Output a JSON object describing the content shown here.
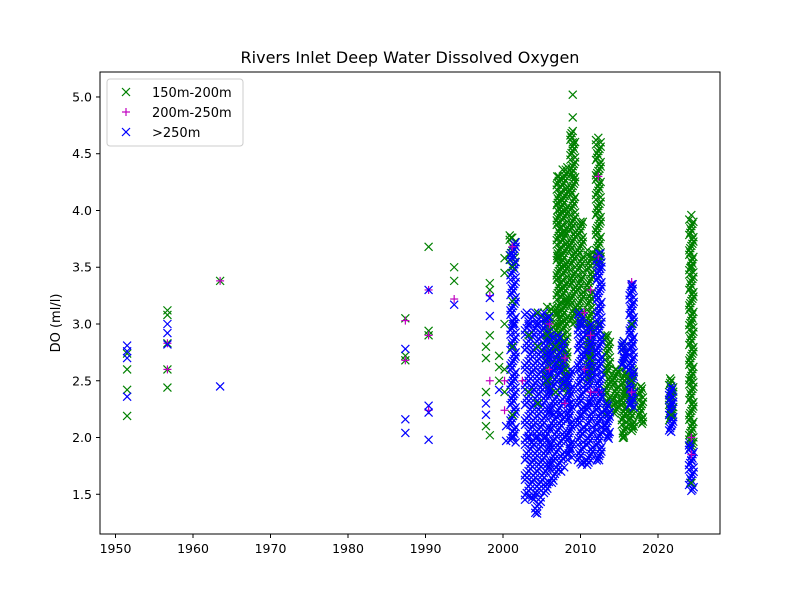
{
  "chart_data": {
    "type": "scatter",
    "title": "Rivers Inlet Deep Water Dissolved Oxygen",
    "xlabel": "",
    "ylabel": "DO (ml/l)",
    "xlim": [
      1948,
      2028
    ],
    "ylim": [
      1.15,
      5.22
    ],
    "xticks": [
      "1950",
      "1960",
      "1970",
      "1980",
      "1990",
      "2000",
      "2010",
      "2020"
    ],
    "yticks": [
      "1.5",
      "2.0",
      "2.5",
      "3.0",
      "3.5",
      "4.0",
      "4.5",
      "5.0"
    ],
    "grid": false,
    "legend_position": "upper-left",
    "series": [
      {
        "name": "150m-200m",
        "marker": "x",
        "color": "#008000",
        "points": [
          [
            1951.5,
            2.19
          ],
          [
            1951.5,
            2.42
          ],
          [
            1951.5,
            2.6
          ],
          [
            1951.5,
            2.74
          ],
          [
            1956.7,
            2.44
          ],
          [
            1956.7,
            2.6
          ],
          [
            1956.7,
            2.83
          ],
          [
            1956.7,
            3.08
          ],
          [
            1956.7,
            3.12
          ],
          [
            1963.5,
            3.38
          ],
          [
            1987.4,
            2.68
          ],
          [
            1987.4,
            2.72
          ],
          [
            1987.4,
            3.05
          ],
          [
            1990.4,
            2.9
          ],
          [
            1990.4,
            2.94
          ],
          [
            1990.4,
            3.68
          ],
          [
            1993.7,
            3.38
          ],
          [
            1993.7,
            3.5
          ],
          [
            1997.8,
            2.1
          ],
          [
            1997.8,
            2.4
          ],
          [
            1997.8,
            2.7
          ],
          [
            1997.8,
            2.8
          ],
          [
            1998.3,
            2.02
          ],
          [
            1998.3,
            2.9
          ],
          [
            1998.3,
            3.3
          ],
          [
            1998.3,
            3.36
          ],
          [
            1999.5,
            2.5
          ],
          [
            1999.5,
            2.62
          ],
          [
            1999.5,
            2.72
          ],
          [
            2000.2,
            2.4
          ],
          [
            2000.2,
            2.6
          ],
          [
            2000.2,
            3.0
          ],
          [
            2000.2,
            3.45
          ],
          [
            2000.2,
            3.58
          ],
          [
            2001.2,
            2.2
          ],
          [
            2001.2,
            2.8
          ],
          [
            2001.2,
            3.2
          ],
          [
            2001.2,
            3.5
          ],
          [
            2001.2,
            3.76
          ],
          [
            2003.3,
            2.4
          ],
          [
            2003.3,
            2.9
          ],
          [
            2004.5,
            2.3
          ],
          [
            2004.5,
            2.8
          ],
          [
            2004.5,
            3.1
          ],
          [
            2005.7,
            2.5
          ],
          [
            2005.7,
            2.9
          ],
          [
            2005.7,
            3.15
          ],
          [
            2006.8,
            2.4
          ],
          [
            2006.8,
            2.8
          ],
          [
            2006.8,
            3.1
          ],
          [
            2007.0,
            3.0
          ],
          [
            2007.0,
            3.6
          ],
          [
            2007.0,
            4.0
          ],
          [
            2007.0,
            4.3
          ],
          [
            2008.1,
            2.6
          ],
          [
            2008.1,
            3.2
          ],
          [
            2008.1,
            3.8
          ],
          [
            2008.1,
            4.36
          ],
          [
            2009.0,
            3.0
          ],
          [
            2009.0,
            3.6
          ],
          [
            2009.0,
            4.3
          ],
          [
            2009.0,
            4.6
          ],
          [
            2009.0,
            4.82
          ],
          [
            2009.0,
            5.02
          ],
          [
            2010.0,
            3.0
          ],
          [
            2010.0,
            3.4
          ],
          [
            2010.0,
            3.9
          ],
          [
            2011.2,
            2.7
          ],
          [
            2011.2,
            3.2
          ],
          [
            2011.2,
            3.6
          ],
          [
            2012.3,
            3.0
          ],
          [
            2012.3,
            3.6
          ],
          [
            2012.3,
            4.0
          ],
          [
            2012.3,
            4.3
          ],
          [
            2012.3,
            4.64
          ],
          [
            2013.5,
            2.6
          ],
          [
            2013.5,
            2.9
          ],
          [
            2014.5,
            2.3
          ],
          [
            2014.5,
            2.6
          ],
          [
            2015.6,
            2.0
          ],
          [
            2015.6,
            2.4
          ],
          [
            2015.6,
            2.8
          ],
          [
            2016.6,
            2.1
          ],
          [
            2016.6,
            2.5
          ],
          [
            2016.6,
            3.0
          ],
          [
            2017.8,
            2.15
          ],
          [
            2017.8,
            2.45
          ],
          [
            2021.7,
            2.2
          ],
          [
            2021.7,
            2.5
          ],
          [
            2024.3,
            1.6
          ],
          [
            2024.3,
            2.0
          ],
          [
            2024.3,
            2.5
          ],
          [
            2024.3,
            3.0
          ],
          [
            2024.3,
            3.5
          ],
          [
            2024.3,
            3.96
          ]
        ]
      },
      {
        "name": "200m-250m",
        "marker": "+",
        "color": "#bf00bf",
        "points": [
          [
            1956.7,
            2.6
          ],
          [
            1956.7,
            2.83
          ],
          [
            1963.5,
            3.38
          ],
          [
            1987.4,
            2.68
          ],
          [
            1987.4,
            3.03
          ],
          [
            1990.4,
            2.24
          ],
          [
            1990.4,
            2.9
          ],
          [
            1990.4,
            3.3
          ],
          [
            1993.7,
            3.22
          ],
          [
            1998.3,
            2.5
          ],
          [
            1998.3,
            3.25
          ],
          [
            2000.2,
            2.24
          ],
          [
            2000.2,
            2.5
          ],
          [
            2001.2,
            3.68
          ],
          [
            2002.5,
            2.5
          ],
          [
            2006.0,
            2.6
          ],
          [
            2006.0,
            3.0
          ],
          [
            2008.0,
            2.3
          ],
          [
            2008.0,
            2.7
          ],
          [
            2010.5,
            2.6
          ],
          [
            2010.5,
            3.1
          ],
          [
            2011.3,
            2.4
          ],
          [
            2011.3,
            2.9
          ],
          [
            2011.3,
            3.3
          ],
          [
            2012.3,
            2.4
          ],
          [
            2012.3,
            3.6
          ],
          [
            2012.3,
            4.3
          ],
          [
            2016.6,
            2.4
          ],
          [
            2016.6,
            3.37
          ],
          [
            2024.3,
            1.85
          ],
          [
            2024.3,
            2.0
          ]
        ]
      },
      {
        "name": ">250m",
        "marker": "x",
        "color": "#0000ff",
        "points": [
          [
            1951.5,
            2.36
          ],
          [
            1951.5,
            2.7
          ],
          [
            1951.5,
            2.76
          ],
          [
            1951.5,
            2.81
          ],
          [
            1956.7,
            2.82
          ],
          [
            1956.7,
            2.92
          ],
          [
            1956.7,
            3.0
          ],
          [
            1963.5,
            2.45
          ],
          [
            1987.4,
            2.04
          ],
          [
            1987.4,
            2.16
          ],
          [
            1987.4,
            2.78
          ],
          [
            1990.4,
            1.98
          ],
          [
            1990.4,
            2.22
          ],
          [
            1990.4,
            2.28
          ],
          [
            1990.4,
            3.3
          ],
          [
            1993.7,
            3.17
          ],
          [
            1997.8,
            2.2
          ],
          [
            1997.8,
            2.3
          ],
          [
            1998.3,
            3.07
          ],
          [
            1998.3,
            3.23
          ],
          [
            1999.5,
            2.42
          ],
          [
            2000.4,
            1.97
          ],
          [
            2000.4,
            2.1
          ],
          [
            2001.3,
            2.0
          ],
          [
            2001.3,
            2.5
          ],
          [
            2001.3,
            3.0
          ],
          [
            2001.3,
            3.6
          ],
          [
            2003.3,
            1.48
          ],
          [
            2003.3,
            2.0
          ],
          [
            2003.3,
            2.5
          ],
          [
            2003.3,
            3.0
          ],
          [
            2004.4,
            1.33
          ],
          [
            2004.4,
            1.5
          ],
          [
            2004.4,
            2.0
          ],
          [
            2004.4,
            2.5
          ],
          [
            2004.4,
            3.0
          ],
          [
            2005.5,
            1.6
          ],
          [
            2005.5,
            2.0
          ],
          [
            2005.5,
            2.5
          ],
          [
            2005.5,
            3.05
          ],
          [
            2006.5,
            1.8
          ],
          [
            2006.5,
            2.2
          ],
          [
            2006.5,
            2.6
          ],
          [
            2007.5,
            1.7
          ],
          [
            2007.5,
            2.2
          ],
          [
            2007.5,
            2.6
          ],
          [
            2008.6,
            1.9
          ],
          [
            2008.6,
            2.3
          ],
          [
            2010.0,
            1.78
          ],
          [
            2010.0,
            2.2
          ],
          [
            2010.0,
            2.6
          ],
          [
            2010.0,
            3.0
          ],
          [
            2011.3,
            1.8
          ],
          [
            2011.3,
            2.3
          ],
          [
            2011.3,
            2.8
          ],
          [
            2012.4,
            1.8
          ],
          [
            2012.4,
            2.4
          ],
          [
            2012.4,
            3.0
          ],
          [
            2012.4,
            3.5
          ],
          [
            2012.4,
            3.62
          ],
          [
            2013.5,
            2.0
          ],
          [
            2013.5,
            2.2
          ],
          [
            2015.6,
            2.7
          ],
          [
            2015.6,
            2.8
          ],
          [
            2016.6,
            2.3
          ],
          [
            2016.6,
            2.8
          ],
          [
            2016.6,
            3.35
          ],
          [
            2021.7,
            2.05
          ],
          [
            2021.7,
            2.3
          ],
          [
            2024.3,
            1.53
          ],
          [
            2024.3,
            1.8
          ]
        ]
      }
    ],
    "dense_columns": [
      {
        "series": ">250m",
        "x": 2001.3,
        "lo": 1.95,
        "hi": 3.72,
        "w": 1.0
      },
      {
        "series": ">250m",
        "x": 2003.3,
        "lo": 1.45,
        "hi": 3.1,
        "w": 1.4
      },
      {
        "series": ">250m",
        "x": 2004.4,
        "lo": 1.33,
        "hi": 3.1,
        "w": 1.4
      },
      {
        "series": ">250m",
        "x": 2005.5,
        "lo": 1.5,
        "hi": 3.1,
        "w": 1.3
      },
      {
        "series": ">250m",
        "x": 2006.5,
        "lo": 1.6,
        "hi": 2.9,
        "w": 1.2
      },
      {
        "series": ">250m",
        "x": 2007.5,
        "lo": 1.7,
        "hi": 2.9,
        "w": 1.2
      },
      {
        "series": ">250m",
        "x": 2008.6,
        "lo": 1.8,
        "hi": 2.6,
        "w": 0.8
      },
      {
        "series": ">250m",
        "x": 2010.0,
        "lo": 1.75,
        "hi": 3.1,
        "w": 1.0
      },
      {
        "series": ">250m",
        "x": 2011.2,
        "lo": 1.75,
        "hi": 3.0,
        "w": 1.0
      },
      {
        "series": ">250m",
        "x": 2012.4,
        "lo": 1.78,
        "hi": 3.62,
        "w": 0.9
      },
      {
        "series": ">250m",
        "x": 2013.5,
        "lo": 1.98,
        "hi": 2.3,
        "w": 0.8
      },
      {
        "series": ">250m",
        "x": 2015.6,
        "lo": 2.6,
        "hi": 2.85,
        "w": 0.8
      },
      {
        "series": ">250m",
        "x": 2016.6,
        "lo": 2.25,
        "hi": 3.35,
        "w": 0.8
      },
      {
        "series": ">250m",
        "x": 2021.7,
        "lo": 2.05,
        "hi": 2.45,
        "w": 0.8
      },
      {
        "series": ">250m",
        "x": 2024.3,
        "lo": 1.53,
        "hi": 1.95,
        "w": 0.9
      },
      {
        "series": "150m-200m",
        "x": 2001.2,
        "lo": 3.5,
        "hi": 3.78,
        "w": 1.0
      },
      {
        "series": "150m-200m",
        "x": 2006.0,
        "lo": 2.4,
        "hi": 3.15,
        "w": 1.3
      },
      {
        "series": "150m-200m",
        "x": 2007.2,
        "lo": 2.6,
        "hi": 4.3,
        "w": 0.8
      },
      {
        "series": "150m-200m",
        "x": 2008.0,
        "lo": 2.4,
        "hi": 4.38,
        "w": 0.9
      },
      {
        "series": "150m-200m",
        "x": 2009.0,
        "lo": 3.0,
        "hi": 4.7,
        "w": 0.9
      },
      {
        "series": "150m-200m",
        "x": 2010.0,
        "lo": 3.0,
        "hi": 3.9,
        "w": 0.9
      },
      {
        "series": "150m-200m",
        "x": 2011.2,
        "lo": 2.5,
        "hi": 3.65,
        "w": 0.9
      },
      {
        "series": "150m-200m",
        "x": 2012.3,
        "lo": 3.5,
        "hi": 4.62,
        "w": 0.9
      },
      {
        "series": "150m-200m",
        "x": 2013.5,
        "lo": 2.2,
        "hi": 2.9,
        "w": 0.9
      },
      {
        "series": "150m-200m",
        "x": 2014.5,
        "lo": 2.2,
        "hi": 2.6,
        "w": 0.8
      },
      {
        "series": "150m-200m",
        "x": 2015.6,
        "lo": 1.98,
        "hi": 2.85,
        "w": 0.8
      },
      {
        "series": "150m-200m",
        "x": 2016.6,
        "lo": 2.05,
        "hi": 2.6,
        "w": 0.8
      },
      {
        "series": "150m-200m",
        "x": 2017.8,
        "lo": 2.12,
        "hi": 2.45,
        "w": 0.6
      },
      {
        "series": "150m-200m",
        "x": 2021.7,
        "lo": 2.15,
        "hi": 2.52,
        "w": 0.8
      },
      {
        "series": "150m-200m",
        "x": 2024.3,
        "lo": 1.9,
        "hi": 3.92,
        "w": 0.8
      }
    ]
  }
}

=-=-=

:: TASK TO COMPLETE ::
Copy each line above where the string "color" occurs.

:: ANSWER TO THIS EXERCISE ::
        "color": "#008000",
        "color": "#bf00bf",
        "color": "#0000ff",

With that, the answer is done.